» WHAT TO DO
Reproduce word for word every line from the start of the records through the line holding "plot-grid: [139, 138, 1392, 636]", with that line included.

» INPUT
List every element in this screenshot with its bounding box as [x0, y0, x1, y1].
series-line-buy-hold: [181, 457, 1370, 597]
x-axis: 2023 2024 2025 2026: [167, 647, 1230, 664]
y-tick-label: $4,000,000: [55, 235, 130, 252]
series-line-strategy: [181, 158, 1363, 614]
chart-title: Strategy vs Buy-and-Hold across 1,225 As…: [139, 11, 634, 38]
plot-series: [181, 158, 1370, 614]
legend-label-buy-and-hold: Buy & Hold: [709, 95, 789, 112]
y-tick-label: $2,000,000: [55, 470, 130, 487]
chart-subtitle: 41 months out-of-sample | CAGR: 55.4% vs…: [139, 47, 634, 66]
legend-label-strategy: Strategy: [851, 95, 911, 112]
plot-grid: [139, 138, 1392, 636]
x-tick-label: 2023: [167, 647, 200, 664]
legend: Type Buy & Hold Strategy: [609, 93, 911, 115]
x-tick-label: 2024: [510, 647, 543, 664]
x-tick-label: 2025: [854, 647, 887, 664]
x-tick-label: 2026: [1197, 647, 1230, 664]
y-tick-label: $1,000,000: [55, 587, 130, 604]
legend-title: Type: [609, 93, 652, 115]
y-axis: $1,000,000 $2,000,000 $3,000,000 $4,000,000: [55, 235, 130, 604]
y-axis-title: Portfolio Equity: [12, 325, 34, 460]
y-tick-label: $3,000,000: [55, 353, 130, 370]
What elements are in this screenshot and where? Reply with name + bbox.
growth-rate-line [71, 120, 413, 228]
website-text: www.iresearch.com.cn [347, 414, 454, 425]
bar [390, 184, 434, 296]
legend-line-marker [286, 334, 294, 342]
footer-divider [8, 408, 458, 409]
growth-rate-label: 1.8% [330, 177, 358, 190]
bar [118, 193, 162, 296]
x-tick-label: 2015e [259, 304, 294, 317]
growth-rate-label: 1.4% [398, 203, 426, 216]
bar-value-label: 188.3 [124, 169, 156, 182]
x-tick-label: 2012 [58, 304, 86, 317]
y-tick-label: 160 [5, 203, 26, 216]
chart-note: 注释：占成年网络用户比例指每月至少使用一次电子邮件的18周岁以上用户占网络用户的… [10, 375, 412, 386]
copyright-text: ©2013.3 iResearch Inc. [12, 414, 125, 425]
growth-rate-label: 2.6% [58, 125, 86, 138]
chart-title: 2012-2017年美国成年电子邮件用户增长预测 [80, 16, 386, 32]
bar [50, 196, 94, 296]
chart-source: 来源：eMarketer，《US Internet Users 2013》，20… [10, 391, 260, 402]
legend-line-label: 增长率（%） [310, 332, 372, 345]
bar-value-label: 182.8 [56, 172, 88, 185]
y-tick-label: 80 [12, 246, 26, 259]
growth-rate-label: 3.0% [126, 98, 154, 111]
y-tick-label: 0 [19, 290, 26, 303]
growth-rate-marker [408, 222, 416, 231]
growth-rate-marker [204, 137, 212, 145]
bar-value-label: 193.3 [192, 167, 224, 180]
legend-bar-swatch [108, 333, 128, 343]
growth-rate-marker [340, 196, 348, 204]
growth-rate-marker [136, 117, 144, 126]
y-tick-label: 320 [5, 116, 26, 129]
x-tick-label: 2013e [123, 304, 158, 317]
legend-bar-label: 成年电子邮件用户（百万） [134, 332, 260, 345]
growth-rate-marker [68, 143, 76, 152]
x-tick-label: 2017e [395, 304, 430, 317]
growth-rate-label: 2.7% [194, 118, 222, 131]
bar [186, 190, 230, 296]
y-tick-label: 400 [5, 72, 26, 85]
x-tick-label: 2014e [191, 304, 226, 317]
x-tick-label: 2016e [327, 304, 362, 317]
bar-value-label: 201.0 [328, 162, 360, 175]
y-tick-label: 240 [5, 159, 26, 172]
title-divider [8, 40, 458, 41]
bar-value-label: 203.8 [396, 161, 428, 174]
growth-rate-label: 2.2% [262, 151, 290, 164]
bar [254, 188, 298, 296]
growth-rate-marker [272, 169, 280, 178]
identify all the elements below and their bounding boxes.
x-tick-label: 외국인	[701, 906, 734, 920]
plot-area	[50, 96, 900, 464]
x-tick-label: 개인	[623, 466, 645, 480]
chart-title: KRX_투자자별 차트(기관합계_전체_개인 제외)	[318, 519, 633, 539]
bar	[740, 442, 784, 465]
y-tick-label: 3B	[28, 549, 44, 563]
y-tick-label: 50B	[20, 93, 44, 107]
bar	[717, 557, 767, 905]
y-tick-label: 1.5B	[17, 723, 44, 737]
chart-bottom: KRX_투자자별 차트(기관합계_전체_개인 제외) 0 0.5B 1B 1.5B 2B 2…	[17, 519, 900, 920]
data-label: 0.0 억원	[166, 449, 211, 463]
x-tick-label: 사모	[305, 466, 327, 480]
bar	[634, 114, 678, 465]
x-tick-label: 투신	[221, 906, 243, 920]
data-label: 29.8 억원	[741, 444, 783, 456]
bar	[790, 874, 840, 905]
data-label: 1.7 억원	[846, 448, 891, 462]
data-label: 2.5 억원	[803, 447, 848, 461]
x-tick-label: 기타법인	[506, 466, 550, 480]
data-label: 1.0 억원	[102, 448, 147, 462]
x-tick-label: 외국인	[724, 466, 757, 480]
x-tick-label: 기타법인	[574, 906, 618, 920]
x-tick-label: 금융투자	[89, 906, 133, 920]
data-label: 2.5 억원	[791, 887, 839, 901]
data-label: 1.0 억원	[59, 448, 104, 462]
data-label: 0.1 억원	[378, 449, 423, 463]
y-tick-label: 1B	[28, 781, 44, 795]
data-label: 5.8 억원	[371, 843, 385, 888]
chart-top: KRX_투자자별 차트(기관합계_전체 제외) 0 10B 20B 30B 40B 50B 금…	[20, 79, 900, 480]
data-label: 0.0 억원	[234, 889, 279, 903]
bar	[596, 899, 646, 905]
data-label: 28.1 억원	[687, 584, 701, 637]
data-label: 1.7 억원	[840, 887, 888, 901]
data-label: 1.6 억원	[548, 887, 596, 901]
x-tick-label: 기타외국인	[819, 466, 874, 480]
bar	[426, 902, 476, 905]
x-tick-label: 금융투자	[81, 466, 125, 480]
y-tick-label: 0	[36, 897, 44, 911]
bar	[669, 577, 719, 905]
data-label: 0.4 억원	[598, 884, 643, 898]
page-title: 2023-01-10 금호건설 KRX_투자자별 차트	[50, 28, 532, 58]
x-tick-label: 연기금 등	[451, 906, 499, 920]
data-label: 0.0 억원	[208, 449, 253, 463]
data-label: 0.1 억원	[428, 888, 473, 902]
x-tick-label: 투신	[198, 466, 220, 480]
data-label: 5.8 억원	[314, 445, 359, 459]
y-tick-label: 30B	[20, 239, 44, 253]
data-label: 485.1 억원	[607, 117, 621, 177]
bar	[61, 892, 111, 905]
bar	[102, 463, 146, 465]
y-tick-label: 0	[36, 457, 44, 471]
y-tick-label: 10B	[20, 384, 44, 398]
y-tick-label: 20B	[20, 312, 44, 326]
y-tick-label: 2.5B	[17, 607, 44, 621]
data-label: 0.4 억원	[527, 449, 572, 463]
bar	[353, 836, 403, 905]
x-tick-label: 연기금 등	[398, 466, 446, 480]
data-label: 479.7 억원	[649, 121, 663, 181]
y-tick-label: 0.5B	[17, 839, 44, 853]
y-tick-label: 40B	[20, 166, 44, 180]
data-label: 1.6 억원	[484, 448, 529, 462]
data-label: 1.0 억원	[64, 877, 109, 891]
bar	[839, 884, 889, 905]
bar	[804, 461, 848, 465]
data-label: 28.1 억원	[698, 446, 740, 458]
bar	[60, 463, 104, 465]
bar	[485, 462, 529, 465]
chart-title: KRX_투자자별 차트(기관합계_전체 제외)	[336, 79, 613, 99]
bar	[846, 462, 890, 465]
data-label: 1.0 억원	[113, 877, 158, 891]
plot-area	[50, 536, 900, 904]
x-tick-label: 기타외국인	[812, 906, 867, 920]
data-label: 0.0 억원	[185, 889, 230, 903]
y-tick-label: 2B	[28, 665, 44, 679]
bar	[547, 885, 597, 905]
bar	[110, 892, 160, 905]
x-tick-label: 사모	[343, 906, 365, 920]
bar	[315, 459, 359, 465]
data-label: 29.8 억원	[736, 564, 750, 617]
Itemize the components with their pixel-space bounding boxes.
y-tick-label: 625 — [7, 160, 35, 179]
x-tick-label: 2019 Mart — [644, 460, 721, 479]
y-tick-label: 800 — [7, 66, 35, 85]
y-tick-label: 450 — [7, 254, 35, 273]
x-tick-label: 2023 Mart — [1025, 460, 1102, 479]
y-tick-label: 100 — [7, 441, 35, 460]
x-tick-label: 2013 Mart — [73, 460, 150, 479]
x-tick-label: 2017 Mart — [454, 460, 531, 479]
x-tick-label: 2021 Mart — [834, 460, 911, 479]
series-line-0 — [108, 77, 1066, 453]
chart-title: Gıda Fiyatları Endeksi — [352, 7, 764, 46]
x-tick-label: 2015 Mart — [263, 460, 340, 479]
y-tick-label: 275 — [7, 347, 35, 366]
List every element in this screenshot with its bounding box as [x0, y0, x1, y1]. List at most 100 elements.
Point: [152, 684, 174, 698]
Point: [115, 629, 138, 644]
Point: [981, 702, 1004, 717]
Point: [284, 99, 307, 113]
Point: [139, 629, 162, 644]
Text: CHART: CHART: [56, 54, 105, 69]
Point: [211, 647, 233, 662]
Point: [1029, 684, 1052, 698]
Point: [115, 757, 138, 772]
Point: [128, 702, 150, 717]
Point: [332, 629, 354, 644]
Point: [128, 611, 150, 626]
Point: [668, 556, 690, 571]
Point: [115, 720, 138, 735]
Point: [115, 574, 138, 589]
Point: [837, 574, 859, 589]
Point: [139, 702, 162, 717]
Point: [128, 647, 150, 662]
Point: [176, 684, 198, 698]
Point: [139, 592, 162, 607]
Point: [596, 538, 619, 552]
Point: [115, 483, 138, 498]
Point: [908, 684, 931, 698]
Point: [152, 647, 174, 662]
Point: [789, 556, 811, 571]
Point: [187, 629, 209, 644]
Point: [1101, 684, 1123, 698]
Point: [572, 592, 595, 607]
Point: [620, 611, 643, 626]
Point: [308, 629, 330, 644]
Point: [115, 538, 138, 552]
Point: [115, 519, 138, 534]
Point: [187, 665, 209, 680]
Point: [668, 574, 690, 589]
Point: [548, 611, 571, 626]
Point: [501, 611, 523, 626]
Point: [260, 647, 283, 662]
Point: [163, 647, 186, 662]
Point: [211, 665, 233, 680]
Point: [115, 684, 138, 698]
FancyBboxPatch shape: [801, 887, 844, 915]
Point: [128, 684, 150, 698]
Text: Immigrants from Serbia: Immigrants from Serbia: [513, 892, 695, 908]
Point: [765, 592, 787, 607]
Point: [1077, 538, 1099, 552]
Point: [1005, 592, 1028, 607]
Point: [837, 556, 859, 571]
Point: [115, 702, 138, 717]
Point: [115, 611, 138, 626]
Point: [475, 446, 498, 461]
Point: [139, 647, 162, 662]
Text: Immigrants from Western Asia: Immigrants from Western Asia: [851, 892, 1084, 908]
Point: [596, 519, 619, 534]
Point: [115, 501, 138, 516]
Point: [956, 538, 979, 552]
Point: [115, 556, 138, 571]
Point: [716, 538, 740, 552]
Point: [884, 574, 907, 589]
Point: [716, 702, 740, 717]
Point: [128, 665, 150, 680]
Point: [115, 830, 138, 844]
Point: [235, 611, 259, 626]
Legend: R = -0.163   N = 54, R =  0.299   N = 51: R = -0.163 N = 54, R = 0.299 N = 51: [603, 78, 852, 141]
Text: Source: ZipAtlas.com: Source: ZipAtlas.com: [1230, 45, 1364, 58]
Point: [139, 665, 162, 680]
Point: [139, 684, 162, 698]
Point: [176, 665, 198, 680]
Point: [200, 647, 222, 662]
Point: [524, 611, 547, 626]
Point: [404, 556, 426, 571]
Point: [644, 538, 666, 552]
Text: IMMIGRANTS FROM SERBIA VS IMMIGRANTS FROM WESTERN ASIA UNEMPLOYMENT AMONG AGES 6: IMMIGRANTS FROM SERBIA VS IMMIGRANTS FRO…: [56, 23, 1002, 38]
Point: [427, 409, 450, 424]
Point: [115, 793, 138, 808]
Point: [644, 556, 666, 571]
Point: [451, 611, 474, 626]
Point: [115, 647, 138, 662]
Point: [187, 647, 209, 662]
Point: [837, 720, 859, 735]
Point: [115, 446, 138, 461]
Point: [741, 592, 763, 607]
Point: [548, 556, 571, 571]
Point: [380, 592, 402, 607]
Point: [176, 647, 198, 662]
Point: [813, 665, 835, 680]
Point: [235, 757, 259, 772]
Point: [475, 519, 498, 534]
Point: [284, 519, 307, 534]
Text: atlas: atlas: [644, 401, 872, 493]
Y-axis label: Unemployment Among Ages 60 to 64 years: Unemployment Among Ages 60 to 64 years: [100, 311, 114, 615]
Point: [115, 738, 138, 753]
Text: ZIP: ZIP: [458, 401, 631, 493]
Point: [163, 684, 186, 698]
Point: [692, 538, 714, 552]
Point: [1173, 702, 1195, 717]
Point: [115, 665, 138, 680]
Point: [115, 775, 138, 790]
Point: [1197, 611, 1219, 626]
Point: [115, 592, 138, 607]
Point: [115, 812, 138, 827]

» FINISHED TASK
List every element in this screenshot with its bounding box as [x0, y0, x1, y1].
series-line-buy-hold: [181, 457, 1370, 597]
x-axis: 2023 2024 2025 2026: [167, 647, 1230, 664]
y-tick-label: $4,000,000: [55, 235, 130, 252]
series-line-strategy: [181, 158, 1363, 614]
chart-title: Strategy vs Buy-and-Hold across 1,225 As…: [139, 11, 634, 38]
plot-series: [181, 158, 1370, 614]
legend-label-buy-and-hold: Buy & Hold: [709, 95, 789, 112]
y-tick-label: $2,000,000: [55, 470, 130, 487]
chart-subtitle: 41 months out-of-sample | CAGR: 55.4% vs…: [139, 47, 634, 66]
legend-label-strategy: Strategy: [851, 95, 911, 112]
plot-grid: [139, 138, 1392, 636]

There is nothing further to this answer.